_Set task_.
Pick out each line of the records in which the word "JSON" appears.

_Figure contents as structured data_.
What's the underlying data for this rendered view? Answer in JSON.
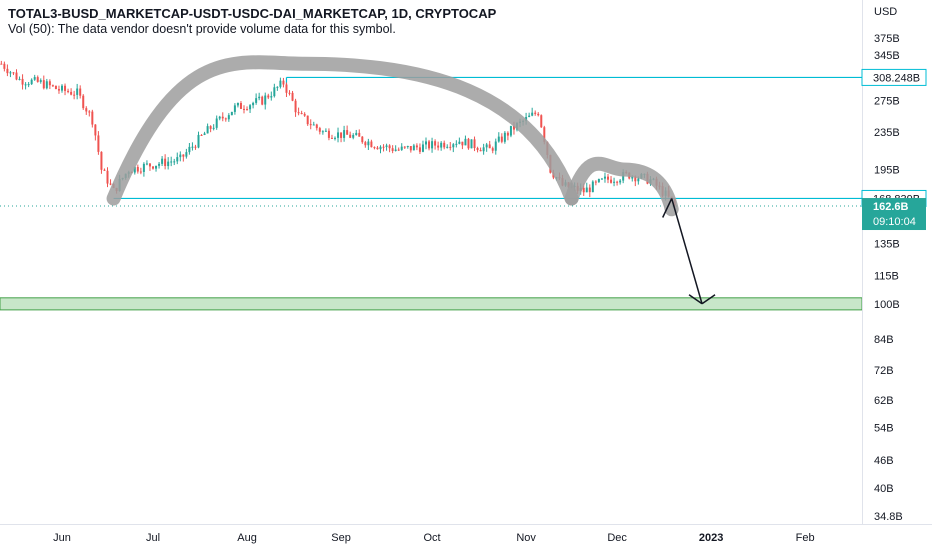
{
  "header": {
    "symbol_line": "TOTAL3-BUSD_MARKETCAP-USDT-USDC-DAI_MARKETCAP, 1D, CRYPTOCAP",
    "volume_note": "Vol (50): The data vendor doesn't provide volume data for this symbol."
  },
  "colors": {
    "up": "#26a69a",
    "down": "#ef5350",
    "hline": "#00bcd4",
    "arc": "#9e9e9e",
    "zone_fill": "#c8e6c9",
    "zone_border": "#43a047",
    "price_tag": "#26a69a",
    "arrow": "#131722"
  },
  "chart_data": {
    "type": "candlestick",
    "y_scale": "log",
    "ylabel": "USD",
    "y_ticks": [
      "375B",
      "345B",
      "275B",
      "235B",
      "195B",
      "135B",
      "115B",
      "100B",
      "84B",
      "72B",
      "62B",
      "54B",
      "46B",
      "40B",
      "34.8B"
    ],
    "x_ticks": [
      "Jun",
      "Jul",
      "Aug",
      "Sep",
      "Oct",
      "Nov",
      "Dec",
      "2023",
      "Feb"
    ],
    "horizontal_lines": [
      {
        "label": "308.248B",
        "value": 308.248
      },
      {
        "label": "168.839B",
        "value": 168.839
      }
    ],
    "zone": {
      "low": 97,
      "high": 103
    },
    "last_price": {
      "label": "162.6B",
      "countdown": "09:10:04",
      "value": 162.6
    },
    "close_series": [
      {
        "date": "2022-05-12",
        "close": 330
      },
      {
        "date": "2022-05-18",
        "close": 305
      },
      {
        "date": "2022-05-25",
        "close": 300
      },
      {
        "date": "2022-05-31",
        "close": 290
      },
      {
        "date": "2022-06-06",
        "close": 285
      },
      {
        "date": "2022-06-11",
        "close": 250
      },
      {
        "date": "2022-06-14",
        "close": 195
      },
      {
        "date": "2022-06-18",
        "close": 175
      },
      {
        "date": "2022-06-23",
        "close": 195
      },
      {
        "date": "2022-07-01",
        "close": 200
      },
      {
        "date": "2022-07-10",
        "close": 205
      },
      {
        "date": "2022-07-20",
        "close": 240
      },
      {
        "date": "2022-07-28",
        "close": 265
      },
      {
        "date": "2022-08-06",
        "close": 275
      },
      {
        "date": "2022-08-13",
        "close": 300
      },
      {
        "date": "2022-08-18",
        "close": 255
      },
      {
        "date": "2022-08-26",
        "close": 235
      },
      {
        "date": "2022-09-05",
        "close": 230
      },
      {
        "date": "2022-09-13",
        "close": 220
      },
      {
        "date": "2022-09-20",
        "close": 215
      },
      {
        "date": "2022-10-01",
        "close": 220
      },
      {
        "date": "2022-10-10",
        "close": 225
      },
      {
        "date": "2022-10-20",
        "close": 215
      },
      {
        "date": "2022-10-28",
        "close": 240
      },
      {
        "date": "2022-11-05",
        "close": 260
      },
      {
        "date": "2022-11-09",
        "close": 195
      },
      {
        "date": "2022-11-13",
        "close": 180
      },
      {
        "date": "2022-11-20",
        "close": 175
      },
      {
        "date": "2022-11-27",
        "close": 185
      },
      {
        "date": "2022-12-05",
        "close": 190
      },
      {
        "date": "2022-12-12",
        "close": 185
      },
      {
        "date": "2022-12-17",
        "close": 172
      },
      {
        "date": "2022-12-20",
        "close": 162.6
      }
    ],
    "annotations": [
      {
        "kind": "rounded-top-arc",
        "from": {
          "date": "2022-06-18",
          "value": 168.8
        },
        "peak": {
          "date": "2022-08-20",
          "value": 330
        },
        "to": {
          "date": "2022-11-16",
          "value": 168.8
        }
      },
      {
        "kind": "rounded-top-arc",
        "from": {
          "date": "2022-11-16",
          "value": 168.8
        },
        "peak": {
          "date": "2022-12-03",
          "value": 195
        },
        "to": {
          "date": "2022-12-19",
          "value": 160
        }
      },
      {
        "kind": "arrow",
        "from": {
          "date": "2022-12-19",
          "value": 168.8
        },
        "to": {
          "date": "2022-12-29",
          "value": 100
        }
      }
    ]
  }
}
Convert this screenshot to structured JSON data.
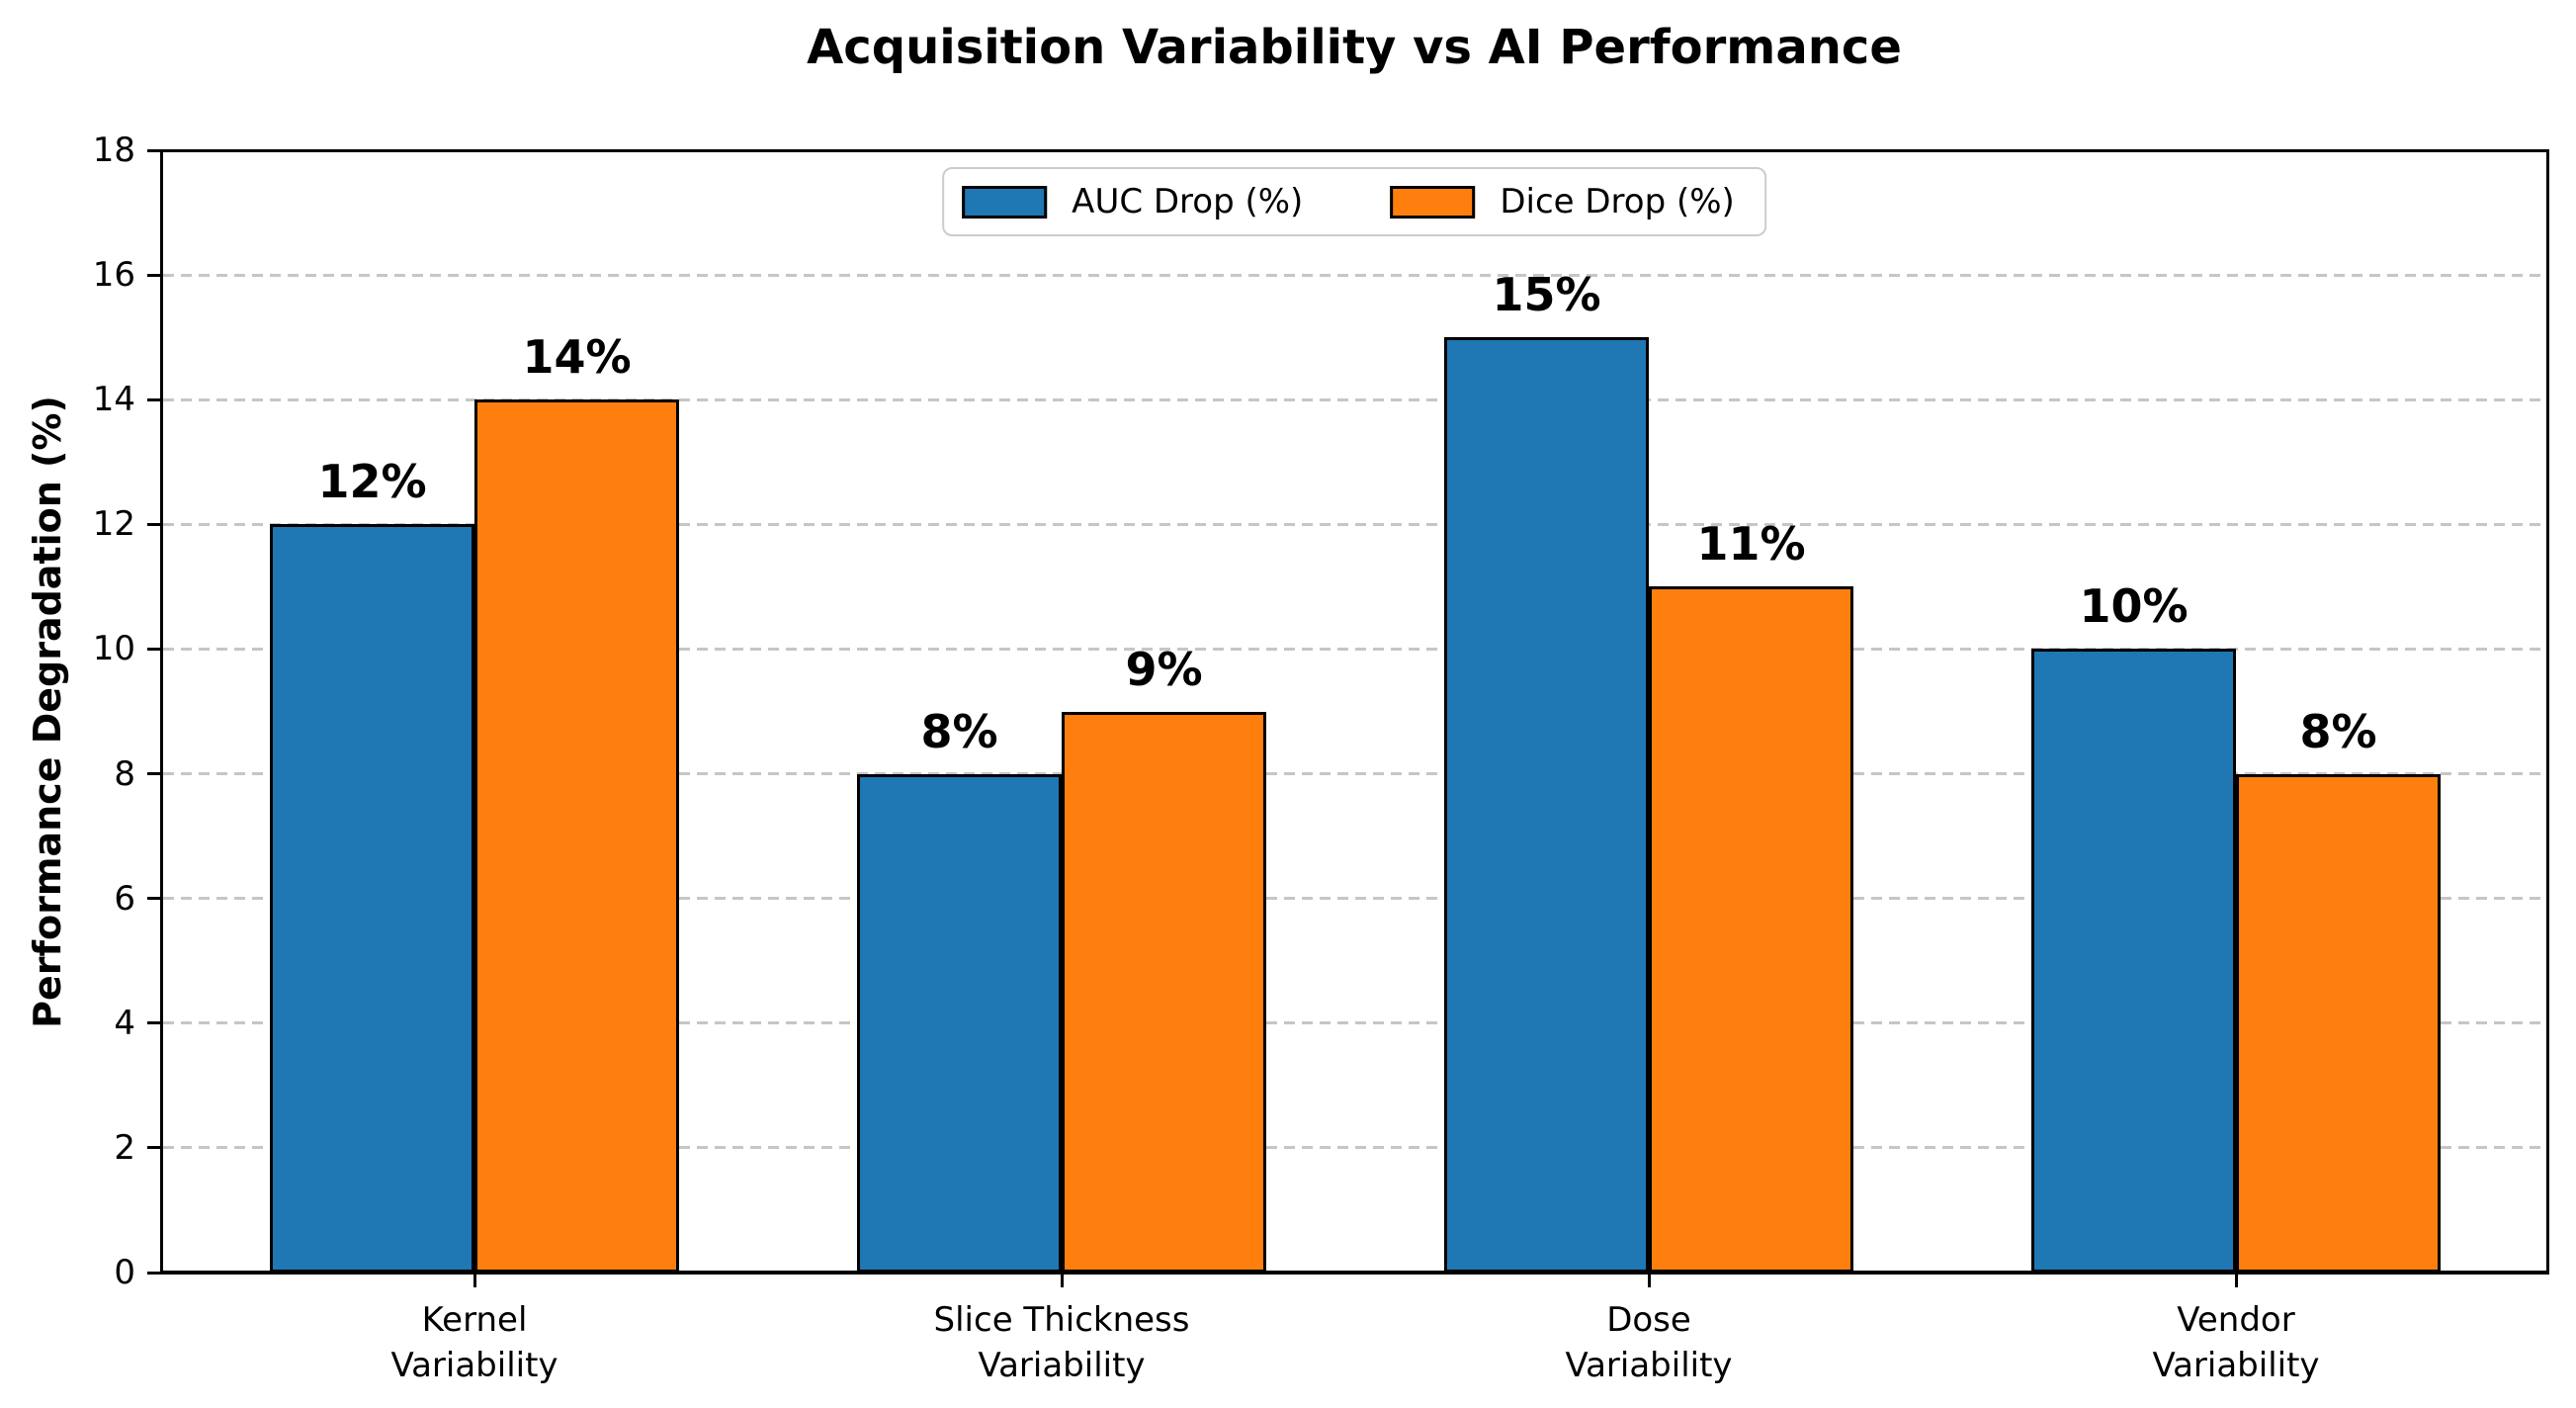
{
  "title": "Acquisition Variability vs AI Performance",
  "chart_data": {
    "type": "bar",
    "title": "Acquisition Variability vs AI Performance",
    "xlabel": "",
    "ylabel": "Performance Degradation (%)",
    "ylim": [
      0,
      18
    ],
    "yticks": [
      0,
      2,
      4,
      6,
      8,
      10,
      12,
      14,
      16,
      18
    ],
    "ytick_labels": [
      "0",
      "2",
      "4",
      "6",
      "8",
      "10",
      "12",
      "14",
      "16",
      "18"
    ],
    "categories": [
      "Kernel\nVariability",
      "Slice Thickness\nVariability",
      "Dose\nVariability",
      "Vendor\nVariability"
    ],
    "series": [
      {
        "name": "AUC Drop (%)",
        "color": "#1f77b4",
        "values": [
          12,
          8,
          15,
          10
        ],
        "data_labels": [
          "12%",
          "8%",
          "15%",
          "10%"
        ]
      },
      {
        "name": "Dice Drop (%)",
        "color": "#ff7f0e",
        "values": [
          14,
          9,
          11,
          8
        ],
        "data_labels": [
          "14%",
          "9%",
          "11%",
          "8%"
        ]
      }
    ],
    "grid": true,
    "grid_style": "dashed",
    "grid_color": "#c6c6c6",
    "bar_edge_color": "#000000",
    "legend_position": "upper center"
  }
}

_Task response_.
What's the underlying data for this rendered view? Answer in JSON.
Convert this screenshot to structured JSON data.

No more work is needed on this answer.